Requirement. Find the word "tụng" in the listing; pull out each line holding it.
** Begin Data section **
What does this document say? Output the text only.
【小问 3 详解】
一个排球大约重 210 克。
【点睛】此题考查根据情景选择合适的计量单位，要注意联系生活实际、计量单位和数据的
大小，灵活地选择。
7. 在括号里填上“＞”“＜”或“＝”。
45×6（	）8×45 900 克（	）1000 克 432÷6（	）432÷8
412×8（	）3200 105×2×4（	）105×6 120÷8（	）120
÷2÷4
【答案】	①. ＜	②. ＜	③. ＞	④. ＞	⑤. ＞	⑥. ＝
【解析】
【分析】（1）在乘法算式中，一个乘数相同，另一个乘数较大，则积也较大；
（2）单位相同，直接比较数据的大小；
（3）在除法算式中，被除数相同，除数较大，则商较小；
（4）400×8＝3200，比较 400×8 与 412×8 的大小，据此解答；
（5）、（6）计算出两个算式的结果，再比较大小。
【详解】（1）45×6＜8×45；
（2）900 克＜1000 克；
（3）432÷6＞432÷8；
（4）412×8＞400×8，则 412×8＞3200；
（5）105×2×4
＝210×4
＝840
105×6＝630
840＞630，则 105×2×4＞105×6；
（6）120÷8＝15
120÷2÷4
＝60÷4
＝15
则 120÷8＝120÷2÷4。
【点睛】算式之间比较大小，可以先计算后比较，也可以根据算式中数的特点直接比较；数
** End Data section **
** Begin Data section **
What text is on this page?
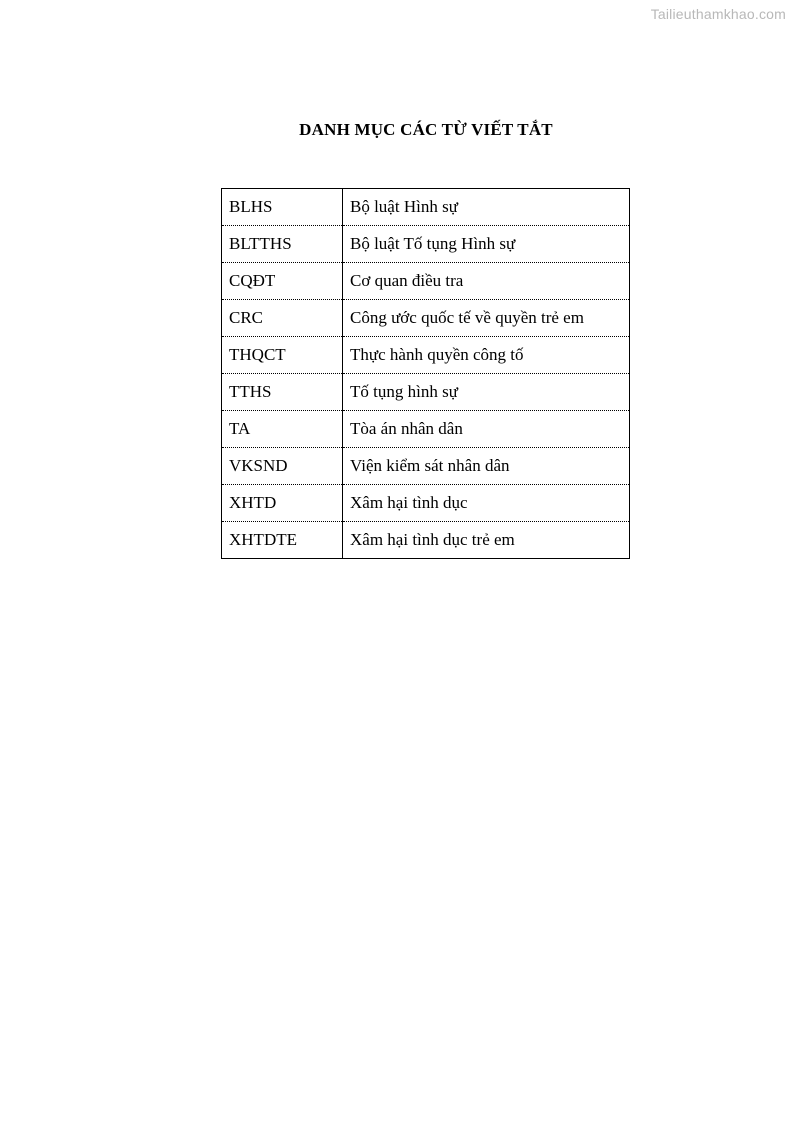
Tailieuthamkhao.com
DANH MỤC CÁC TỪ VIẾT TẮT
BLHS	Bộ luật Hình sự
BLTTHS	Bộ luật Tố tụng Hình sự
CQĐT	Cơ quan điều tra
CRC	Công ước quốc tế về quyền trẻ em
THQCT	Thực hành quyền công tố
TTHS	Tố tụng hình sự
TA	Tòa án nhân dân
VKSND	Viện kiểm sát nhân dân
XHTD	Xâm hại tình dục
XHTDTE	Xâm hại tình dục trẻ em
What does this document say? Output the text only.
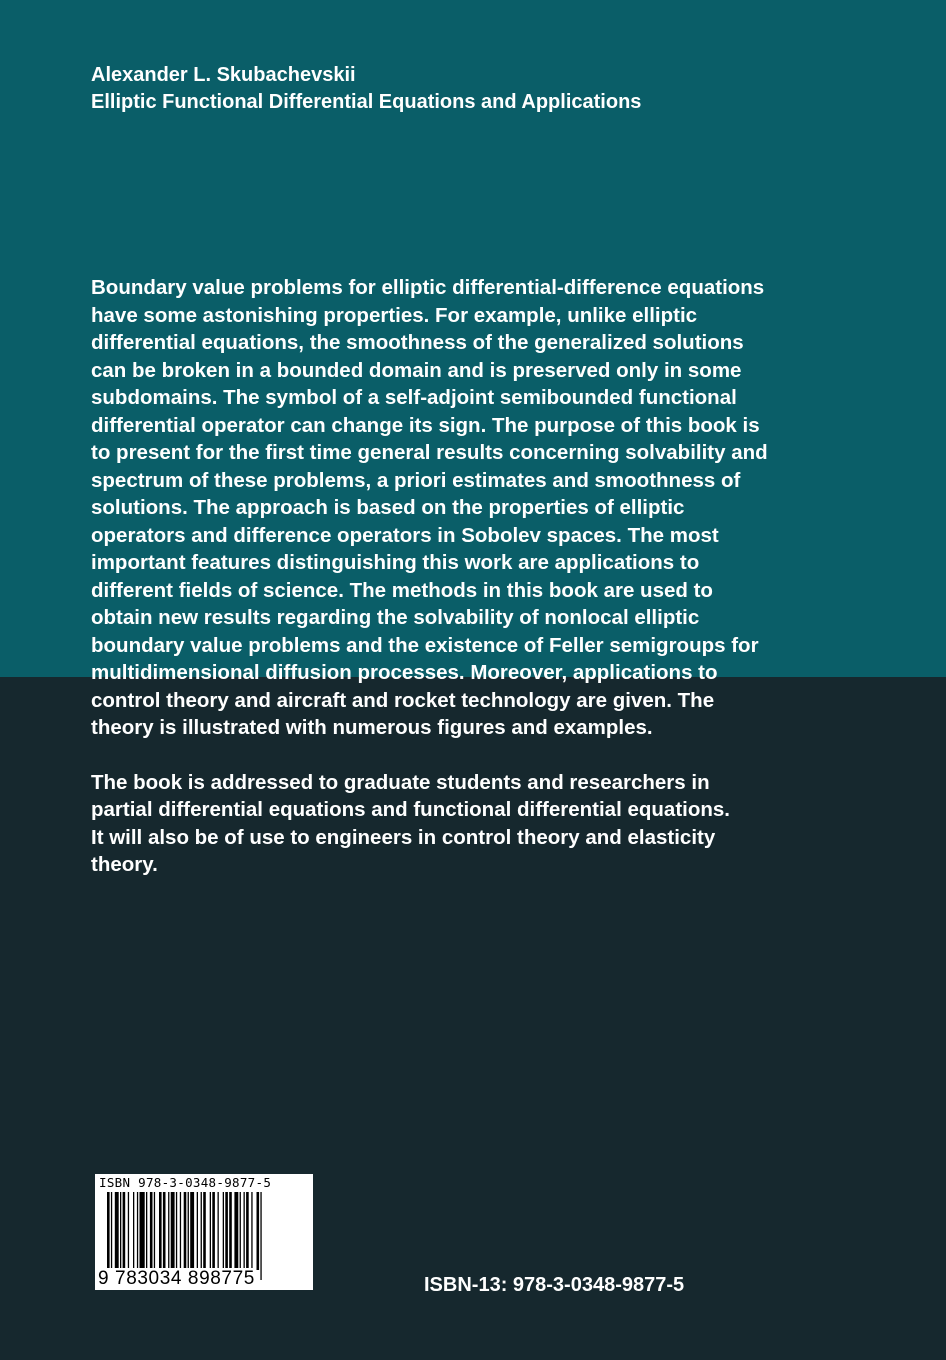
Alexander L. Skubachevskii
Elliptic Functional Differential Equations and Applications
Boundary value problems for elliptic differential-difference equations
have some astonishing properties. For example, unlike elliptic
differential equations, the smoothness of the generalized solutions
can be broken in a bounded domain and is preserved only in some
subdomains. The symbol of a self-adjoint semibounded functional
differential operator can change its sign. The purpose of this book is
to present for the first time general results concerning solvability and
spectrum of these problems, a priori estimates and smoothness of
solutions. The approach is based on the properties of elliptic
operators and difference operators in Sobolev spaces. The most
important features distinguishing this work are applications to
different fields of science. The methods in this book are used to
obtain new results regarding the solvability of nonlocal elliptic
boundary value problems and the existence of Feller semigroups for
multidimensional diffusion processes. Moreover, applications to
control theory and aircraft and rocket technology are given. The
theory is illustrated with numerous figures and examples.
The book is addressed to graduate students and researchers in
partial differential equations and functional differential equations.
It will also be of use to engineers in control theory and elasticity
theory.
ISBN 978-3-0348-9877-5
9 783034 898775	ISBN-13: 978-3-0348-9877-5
** End Data section **
Exercise answer.
BLTTHS	Bộ luật Tố tụng Hình sự
TTHS	Tố tụng hình sự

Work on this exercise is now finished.